- Recorded data -
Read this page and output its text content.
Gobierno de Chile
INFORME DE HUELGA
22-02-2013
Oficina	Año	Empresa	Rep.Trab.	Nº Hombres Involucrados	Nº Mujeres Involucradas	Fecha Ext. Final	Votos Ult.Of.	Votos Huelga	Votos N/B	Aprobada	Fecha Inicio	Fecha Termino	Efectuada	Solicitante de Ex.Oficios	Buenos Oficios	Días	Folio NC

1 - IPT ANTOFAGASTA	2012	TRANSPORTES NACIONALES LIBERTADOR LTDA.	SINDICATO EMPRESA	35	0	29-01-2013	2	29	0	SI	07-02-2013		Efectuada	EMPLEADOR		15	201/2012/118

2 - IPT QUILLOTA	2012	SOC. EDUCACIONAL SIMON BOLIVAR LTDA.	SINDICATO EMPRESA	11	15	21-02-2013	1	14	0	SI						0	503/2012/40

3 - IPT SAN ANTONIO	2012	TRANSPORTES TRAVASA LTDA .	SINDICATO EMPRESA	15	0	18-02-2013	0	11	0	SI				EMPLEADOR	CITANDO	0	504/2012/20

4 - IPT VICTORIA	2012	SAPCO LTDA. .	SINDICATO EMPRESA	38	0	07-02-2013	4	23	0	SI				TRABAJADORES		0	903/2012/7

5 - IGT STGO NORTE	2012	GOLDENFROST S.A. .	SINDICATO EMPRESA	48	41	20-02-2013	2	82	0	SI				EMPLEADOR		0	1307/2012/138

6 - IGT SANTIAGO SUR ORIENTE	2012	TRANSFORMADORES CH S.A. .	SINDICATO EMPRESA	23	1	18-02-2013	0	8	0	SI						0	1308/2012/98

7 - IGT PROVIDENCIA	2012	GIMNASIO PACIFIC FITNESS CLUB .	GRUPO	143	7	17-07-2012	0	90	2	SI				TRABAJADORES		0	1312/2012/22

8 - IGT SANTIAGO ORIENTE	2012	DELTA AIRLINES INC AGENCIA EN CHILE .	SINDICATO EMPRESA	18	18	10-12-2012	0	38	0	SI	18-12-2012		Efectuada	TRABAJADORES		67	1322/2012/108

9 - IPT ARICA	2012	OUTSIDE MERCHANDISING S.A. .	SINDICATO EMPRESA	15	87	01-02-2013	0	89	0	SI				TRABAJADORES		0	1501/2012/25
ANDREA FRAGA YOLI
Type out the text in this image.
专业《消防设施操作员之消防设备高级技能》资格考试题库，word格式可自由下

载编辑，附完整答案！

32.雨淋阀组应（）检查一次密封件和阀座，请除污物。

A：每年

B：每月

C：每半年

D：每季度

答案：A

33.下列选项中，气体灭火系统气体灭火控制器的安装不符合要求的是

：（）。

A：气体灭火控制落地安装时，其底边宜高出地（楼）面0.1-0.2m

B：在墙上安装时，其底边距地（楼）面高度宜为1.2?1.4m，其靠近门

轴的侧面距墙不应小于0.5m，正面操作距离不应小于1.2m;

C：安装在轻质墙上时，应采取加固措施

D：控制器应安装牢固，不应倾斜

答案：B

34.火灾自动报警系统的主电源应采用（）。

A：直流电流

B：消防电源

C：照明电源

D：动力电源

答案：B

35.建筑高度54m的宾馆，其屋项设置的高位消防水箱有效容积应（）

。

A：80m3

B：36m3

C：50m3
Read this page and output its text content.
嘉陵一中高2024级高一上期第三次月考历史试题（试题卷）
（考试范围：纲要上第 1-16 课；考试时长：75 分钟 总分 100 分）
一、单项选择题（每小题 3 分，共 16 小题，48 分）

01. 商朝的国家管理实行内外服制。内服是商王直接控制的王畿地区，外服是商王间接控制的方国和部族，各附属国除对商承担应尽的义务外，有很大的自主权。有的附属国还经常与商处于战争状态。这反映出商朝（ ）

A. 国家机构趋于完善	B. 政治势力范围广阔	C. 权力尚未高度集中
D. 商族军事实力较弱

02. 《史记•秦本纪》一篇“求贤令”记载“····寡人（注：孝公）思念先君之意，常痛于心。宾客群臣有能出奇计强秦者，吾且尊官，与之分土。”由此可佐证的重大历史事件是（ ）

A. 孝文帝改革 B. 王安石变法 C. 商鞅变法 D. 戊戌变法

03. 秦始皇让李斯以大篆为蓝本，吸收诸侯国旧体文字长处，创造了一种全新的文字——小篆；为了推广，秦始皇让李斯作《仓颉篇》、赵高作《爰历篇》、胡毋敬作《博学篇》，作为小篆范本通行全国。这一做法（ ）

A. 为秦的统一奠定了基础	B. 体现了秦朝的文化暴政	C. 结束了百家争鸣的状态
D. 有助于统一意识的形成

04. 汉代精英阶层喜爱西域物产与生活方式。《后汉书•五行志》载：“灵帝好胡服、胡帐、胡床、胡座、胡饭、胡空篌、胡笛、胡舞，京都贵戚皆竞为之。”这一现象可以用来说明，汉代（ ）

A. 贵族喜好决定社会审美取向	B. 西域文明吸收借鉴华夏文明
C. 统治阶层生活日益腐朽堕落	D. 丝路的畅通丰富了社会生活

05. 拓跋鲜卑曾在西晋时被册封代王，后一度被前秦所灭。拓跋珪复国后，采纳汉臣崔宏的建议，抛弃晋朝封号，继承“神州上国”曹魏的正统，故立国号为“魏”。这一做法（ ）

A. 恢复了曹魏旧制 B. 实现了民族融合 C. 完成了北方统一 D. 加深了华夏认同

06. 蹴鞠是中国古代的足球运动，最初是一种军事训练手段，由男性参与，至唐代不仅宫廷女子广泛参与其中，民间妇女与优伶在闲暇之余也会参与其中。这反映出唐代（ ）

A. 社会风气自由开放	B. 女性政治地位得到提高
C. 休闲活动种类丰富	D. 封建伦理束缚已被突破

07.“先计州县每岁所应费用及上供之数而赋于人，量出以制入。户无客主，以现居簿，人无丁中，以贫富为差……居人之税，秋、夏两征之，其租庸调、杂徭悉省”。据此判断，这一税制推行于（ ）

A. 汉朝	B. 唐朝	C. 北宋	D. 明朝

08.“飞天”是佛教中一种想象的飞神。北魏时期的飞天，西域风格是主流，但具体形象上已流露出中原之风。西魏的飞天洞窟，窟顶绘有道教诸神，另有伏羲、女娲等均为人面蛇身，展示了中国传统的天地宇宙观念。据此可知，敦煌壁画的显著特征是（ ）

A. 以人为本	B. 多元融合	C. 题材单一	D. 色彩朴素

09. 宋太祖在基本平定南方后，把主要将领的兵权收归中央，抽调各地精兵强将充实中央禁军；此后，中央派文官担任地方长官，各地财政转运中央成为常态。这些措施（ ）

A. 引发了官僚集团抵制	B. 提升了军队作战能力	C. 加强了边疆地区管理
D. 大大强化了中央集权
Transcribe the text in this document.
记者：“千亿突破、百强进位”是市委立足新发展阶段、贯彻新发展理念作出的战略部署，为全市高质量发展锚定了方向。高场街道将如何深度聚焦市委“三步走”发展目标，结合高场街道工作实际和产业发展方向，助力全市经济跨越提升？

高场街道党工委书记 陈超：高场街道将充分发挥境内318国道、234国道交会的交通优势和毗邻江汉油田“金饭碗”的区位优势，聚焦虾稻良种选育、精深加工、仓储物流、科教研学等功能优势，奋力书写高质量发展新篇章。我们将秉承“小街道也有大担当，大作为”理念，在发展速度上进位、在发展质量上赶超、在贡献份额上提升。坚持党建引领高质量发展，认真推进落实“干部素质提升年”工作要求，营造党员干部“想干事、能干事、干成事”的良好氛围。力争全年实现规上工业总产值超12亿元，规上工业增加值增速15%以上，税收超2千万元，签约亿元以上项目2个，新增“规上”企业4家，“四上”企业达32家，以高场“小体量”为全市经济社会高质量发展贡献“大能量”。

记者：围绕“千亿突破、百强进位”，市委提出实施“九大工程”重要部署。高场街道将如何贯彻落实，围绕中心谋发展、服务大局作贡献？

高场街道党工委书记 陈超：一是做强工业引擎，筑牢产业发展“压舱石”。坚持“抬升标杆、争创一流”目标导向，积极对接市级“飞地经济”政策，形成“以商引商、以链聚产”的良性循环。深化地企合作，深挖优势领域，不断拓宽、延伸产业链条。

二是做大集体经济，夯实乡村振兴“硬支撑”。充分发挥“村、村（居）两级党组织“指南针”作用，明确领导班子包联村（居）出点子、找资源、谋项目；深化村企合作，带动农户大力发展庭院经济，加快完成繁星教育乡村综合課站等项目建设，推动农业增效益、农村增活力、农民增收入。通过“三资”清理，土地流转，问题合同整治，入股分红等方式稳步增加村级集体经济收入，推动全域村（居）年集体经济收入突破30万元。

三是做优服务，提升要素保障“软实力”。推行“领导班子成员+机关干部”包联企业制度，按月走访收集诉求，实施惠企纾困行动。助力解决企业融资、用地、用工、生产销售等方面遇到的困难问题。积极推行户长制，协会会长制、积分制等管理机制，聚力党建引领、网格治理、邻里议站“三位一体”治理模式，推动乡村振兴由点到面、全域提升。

- Written request -
Within the listing above, find every line containing the string "这一做法" and return it.

- Exercise answer -
03. 秦始皇让李斯以大篆为蓝本，吸收诸侯国旧体文字长处，创造了一种全新的文字——小篆；为了推广，秦始皇让李斯作《仓颉篇》、赵高作《爰历篇》、胡毋敬作《博学篇》，作为小篆范本通行全国。这一做法（ ）
05. 拓跋鲜卑曾在西晋时被册封代王，后一度被前秦所灭。拓跋珪复国后，采纳汉臣崔宏的建议，抛弃晋朝封号，继承“神州上国”曹魏的正统，故立国号为“魏”。这一做法（ ）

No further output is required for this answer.